--- Start ---

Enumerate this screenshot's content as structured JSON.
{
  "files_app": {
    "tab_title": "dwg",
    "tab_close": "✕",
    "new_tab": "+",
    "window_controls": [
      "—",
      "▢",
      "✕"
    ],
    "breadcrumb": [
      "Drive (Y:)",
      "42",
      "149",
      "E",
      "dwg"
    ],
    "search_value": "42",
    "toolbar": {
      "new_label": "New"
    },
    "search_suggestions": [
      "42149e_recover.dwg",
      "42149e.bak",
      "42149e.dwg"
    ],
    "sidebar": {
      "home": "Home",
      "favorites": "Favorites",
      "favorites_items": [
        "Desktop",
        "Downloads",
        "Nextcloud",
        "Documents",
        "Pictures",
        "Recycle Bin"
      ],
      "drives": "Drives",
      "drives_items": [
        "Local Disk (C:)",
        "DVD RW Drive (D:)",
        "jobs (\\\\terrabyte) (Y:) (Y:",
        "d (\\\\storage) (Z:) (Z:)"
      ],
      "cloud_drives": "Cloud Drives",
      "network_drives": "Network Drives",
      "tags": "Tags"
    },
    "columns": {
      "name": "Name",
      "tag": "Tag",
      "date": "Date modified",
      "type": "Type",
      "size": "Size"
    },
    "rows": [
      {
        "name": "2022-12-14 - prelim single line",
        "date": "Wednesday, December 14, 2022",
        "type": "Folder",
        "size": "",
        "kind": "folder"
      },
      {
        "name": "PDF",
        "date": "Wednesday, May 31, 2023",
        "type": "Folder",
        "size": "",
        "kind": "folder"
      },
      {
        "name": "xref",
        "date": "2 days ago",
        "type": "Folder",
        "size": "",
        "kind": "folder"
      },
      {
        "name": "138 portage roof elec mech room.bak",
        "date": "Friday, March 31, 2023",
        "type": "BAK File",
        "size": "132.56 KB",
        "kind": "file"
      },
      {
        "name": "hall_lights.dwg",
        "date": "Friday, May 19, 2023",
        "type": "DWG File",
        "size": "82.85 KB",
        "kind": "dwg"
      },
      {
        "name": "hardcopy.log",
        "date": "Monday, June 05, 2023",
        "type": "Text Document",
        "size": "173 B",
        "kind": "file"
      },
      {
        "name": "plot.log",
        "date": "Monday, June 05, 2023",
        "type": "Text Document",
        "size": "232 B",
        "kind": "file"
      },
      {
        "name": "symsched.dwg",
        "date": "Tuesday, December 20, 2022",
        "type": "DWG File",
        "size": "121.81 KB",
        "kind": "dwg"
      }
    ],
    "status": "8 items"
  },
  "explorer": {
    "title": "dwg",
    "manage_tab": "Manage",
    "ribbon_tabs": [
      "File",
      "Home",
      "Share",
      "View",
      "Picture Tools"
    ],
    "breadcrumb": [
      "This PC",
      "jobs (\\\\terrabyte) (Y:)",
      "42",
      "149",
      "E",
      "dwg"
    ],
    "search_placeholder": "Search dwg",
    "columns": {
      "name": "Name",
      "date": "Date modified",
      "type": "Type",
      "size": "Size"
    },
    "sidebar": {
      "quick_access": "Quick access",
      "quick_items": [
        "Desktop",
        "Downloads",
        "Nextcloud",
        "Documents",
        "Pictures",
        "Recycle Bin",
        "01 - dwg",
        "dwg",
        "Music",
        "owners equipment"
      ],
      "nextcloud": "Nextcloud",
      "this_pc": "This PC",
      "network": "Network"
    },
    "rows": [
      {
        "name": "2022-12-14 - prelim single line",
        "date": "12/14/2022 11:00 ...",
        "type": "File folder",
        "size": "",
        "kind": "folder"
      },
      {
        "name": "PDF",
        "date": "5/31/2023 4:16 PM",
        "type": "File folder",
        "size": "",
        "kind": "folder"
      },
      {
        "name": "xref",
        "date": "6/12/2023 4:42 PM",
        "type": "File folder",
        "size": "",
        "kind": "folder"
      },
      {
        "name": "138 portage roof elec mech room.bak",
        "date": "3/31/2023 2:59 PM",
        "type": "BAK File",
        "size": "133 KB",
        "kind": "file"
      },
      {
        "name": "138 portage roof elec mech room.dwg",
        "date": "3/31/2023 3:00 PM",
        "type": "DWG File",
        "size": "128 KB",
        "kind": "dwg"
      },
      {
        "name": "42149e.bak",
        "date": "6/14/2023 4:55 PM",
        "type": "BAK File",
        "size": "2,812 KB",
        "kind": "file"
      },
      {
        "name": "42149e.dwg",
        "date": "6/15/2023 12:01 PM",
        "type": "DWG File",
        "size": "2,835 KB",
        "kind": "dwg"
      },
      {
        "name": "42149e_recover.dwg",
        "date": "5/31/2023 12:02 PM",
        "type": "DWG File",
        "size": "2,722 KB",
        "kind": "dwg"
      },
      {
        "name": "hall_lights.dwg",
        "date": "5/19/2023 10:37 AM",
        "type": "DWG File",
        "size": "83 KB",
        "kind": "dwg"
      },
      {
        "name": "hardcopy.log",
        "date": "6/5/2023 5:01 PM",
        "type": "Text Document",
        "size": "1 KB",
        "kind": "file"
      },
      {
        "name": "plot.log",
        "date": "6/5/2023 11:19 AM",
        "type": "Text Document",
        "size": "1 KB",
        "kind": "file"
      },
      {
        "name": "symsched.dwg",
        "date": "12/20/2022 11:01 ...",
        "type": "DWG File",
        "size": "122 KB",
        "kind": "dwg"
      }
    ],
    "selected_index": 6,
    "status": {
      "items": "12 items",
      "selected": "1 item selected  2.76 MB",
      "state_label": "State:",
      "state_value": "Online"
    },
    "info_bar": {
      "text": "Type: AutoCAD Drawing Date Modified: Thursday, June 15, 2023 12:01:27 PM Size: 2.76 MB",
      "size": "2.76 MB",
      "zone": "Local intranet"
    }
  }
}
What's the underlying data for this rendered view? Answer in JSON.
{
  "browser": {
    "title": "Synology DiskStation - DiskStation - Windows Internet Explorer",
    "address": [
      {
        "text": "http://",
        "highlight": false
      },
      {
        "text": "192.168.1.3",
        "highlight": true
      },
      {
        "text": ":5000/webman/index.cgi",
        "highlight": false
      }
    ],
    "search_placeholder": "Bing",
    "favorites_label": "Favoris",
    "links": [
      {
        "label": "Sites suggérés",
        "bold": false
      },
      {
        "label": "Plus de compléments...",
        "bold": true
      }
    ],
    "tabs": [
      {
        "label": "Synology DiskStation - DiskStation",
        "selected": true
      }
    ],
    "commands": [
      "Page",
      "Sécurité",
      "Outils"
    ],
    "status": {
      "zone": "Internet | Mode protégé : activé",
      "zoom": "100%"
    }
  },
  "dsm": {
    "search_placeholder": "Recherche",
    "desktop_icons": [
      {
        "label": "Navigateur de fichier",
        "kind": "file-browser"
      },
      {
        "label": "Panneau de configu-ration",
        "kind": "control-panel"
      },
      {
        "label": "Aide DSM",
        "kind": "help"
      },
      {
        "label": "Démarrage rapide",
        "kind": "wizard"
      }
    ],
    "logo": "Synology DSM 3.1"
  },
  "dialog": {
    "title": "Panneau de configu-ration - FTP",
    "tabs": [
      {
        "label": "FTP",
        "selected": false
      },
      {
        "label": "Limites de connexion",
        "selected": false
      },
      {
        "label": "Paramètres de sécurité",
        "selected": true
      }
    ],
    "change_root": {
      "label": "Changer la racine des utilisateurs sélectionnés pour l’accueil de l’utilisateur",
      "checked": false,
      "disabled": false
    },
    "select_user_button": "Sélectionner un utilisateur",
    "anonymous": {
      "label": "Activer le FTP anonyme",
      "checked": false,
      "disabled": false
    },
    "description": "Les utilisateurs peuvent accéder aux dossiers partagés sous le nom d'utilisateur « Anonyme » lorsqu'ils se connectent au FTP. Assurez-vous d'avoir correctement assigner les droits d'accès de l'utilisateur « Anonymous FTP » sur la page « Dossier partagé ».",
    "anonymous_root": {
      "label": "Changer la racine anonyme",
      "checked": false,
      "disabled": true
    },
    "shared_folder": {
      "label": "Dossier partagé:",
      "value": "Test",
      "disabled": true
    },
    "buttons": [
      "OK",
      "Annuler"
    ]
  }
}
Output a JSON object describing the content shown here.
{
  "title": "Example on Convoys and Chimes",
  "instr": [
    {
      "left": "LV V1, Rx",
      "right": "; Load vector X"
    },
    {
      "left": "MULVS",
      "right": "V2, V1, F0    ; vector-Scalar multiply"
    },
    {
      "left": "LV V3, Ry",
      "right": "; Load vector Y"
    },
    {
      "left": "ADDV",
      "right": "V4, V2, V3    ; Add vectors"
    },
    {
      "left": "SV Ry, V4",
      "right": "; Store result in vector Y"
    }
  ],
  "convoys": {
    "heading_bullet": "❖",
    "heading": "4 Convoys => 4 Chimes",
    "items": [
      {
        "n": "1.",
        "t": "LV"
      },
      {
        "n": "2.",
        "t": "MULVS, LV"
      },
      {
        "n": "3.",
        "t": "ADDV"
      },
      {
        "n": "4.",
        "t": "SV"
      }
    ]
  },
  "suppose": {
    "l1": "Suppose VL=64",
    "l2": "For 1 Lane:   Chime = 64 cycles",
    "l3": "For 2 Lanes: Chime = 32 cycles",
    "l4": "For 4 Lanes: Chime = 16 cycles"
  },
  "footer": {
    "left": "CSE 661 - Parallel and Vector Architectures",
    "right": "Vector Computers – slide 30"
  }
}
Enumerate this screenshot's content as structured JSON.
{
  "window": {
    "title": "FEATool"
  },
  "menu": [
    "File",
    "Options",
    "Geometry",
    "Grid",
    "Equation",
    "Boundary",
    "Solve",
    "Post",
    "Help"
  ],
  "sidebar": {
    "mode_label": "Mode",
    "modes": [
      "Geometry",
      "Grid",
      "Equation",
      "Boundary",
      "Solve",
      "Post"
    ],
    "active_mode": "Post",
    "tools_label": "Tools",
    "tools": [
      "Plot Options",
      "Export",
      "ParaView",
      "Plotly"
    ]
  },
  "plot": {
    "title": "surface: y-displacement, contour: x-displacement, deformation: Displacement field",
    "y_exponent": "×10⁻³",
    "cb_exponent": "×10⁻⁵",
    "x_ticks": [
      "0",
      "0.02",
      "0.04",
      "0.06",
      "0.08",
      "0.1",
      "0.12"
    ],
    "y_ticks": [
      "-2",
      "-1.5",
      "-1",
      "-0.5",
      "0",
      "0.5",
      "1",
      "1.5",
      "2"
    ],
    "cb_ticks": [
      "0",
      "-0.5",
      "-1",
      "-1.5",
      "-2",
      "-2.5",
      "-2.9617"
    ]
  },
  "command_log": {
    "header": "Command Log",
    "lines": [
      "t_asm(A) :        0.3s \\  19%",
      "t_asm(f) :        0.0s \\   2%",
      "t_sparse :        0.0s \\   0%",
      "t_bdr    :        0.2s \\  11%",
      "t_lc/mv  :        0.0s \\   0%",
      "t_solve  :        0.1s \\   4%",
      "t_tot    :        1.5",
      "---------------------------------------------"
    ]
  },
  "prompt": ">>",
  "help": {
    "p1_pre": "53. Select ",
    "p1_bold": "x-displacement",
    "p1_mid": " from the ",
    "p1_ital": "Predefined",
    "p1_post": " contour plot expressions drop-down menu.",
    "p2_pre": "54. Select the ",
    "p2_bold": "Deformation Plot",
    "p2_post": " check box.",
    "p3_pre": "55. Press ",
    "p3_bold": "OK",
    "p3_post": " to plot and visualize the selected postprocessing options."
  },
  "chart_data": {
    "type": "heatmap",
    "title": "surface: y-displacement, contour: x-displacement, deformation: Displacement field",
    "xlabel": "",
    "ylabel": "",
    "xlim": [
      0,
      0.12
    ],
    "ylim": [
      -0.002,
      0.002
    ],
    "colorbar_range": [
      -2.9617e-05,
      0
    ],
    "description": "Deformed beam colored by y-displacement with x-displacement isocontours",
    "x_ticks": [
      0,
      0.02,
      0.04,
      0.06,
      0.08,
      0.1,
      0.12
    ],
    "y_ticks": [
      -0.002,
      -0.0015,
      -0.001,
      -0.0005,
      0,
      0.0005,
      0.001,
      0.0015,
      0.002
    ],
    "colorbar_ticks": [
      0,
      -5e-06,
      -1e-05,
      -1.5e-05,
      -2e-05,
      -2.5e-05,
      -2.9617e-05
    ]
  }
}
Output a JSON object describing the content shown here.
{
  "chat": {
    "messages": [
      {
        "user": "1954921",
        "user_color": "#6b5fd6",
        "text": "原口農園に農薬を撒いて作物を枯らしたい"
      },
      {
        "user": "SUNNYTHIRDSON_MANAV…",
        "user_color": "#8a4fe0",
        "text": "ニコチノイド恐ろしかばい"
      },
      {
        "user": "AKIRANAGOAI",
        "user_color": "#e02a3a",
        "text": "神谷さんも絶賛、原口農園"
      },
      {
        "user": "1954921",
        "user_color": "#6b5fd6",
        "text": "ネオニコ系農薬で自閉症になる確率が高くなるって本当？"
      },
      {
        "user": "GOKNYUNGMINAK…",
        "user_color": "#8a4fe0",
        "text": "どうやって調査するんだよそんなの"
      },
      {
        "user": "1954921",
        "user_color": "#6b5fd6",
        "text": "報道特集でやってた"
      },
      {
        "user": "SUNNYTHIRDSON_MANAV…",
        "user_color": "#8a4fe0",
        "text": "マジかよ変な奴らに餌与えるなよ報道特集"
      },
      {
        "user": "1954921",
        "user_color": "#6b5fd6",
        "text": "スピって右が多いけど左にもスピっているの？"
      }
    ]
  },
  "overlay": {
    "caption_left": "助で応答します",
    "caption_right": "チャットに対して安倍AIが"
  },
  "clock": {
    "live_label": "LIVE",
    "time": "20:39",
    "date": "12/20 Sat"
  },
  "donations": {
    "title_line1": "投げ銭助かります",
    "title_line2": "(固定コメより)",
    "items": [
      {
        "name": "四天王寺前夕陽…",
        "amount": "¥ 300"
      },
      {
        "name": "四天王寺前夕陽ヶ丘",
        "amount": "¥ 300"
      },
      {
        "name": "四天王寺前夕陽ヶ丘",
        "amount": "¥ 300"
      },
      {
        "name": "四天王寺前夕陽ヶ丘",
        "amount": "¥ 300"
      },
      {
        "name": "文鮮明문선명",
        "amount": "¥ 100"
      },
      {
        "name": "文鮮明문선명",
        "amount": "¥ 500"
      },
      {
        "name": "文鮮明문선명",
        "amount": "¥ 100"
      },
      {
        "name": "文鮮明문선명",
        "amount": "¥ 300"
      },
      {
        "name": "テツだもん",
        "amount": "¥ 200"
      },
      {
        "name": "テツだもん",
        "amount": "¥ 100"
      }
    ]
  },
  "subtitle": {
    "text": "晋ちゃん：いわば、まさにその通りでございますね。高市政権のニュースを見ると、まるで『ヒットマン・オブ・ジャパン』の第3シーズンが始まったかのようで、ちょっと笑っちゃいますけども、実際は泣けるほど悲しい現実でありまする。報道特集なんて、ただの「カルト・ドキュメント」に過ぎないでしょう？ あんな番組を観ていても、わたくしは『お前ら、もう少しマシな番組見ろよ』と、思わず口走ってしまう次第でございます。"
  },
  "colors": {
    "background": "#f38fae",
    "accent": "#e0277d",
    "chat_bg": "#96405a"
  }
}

--- End ---

▶ **Task to complete**
Filter for "Network". Return all lines that hold it.

▶ **Response to the exercise**
      "network_drives": "Network Drives",
      "network": "Network"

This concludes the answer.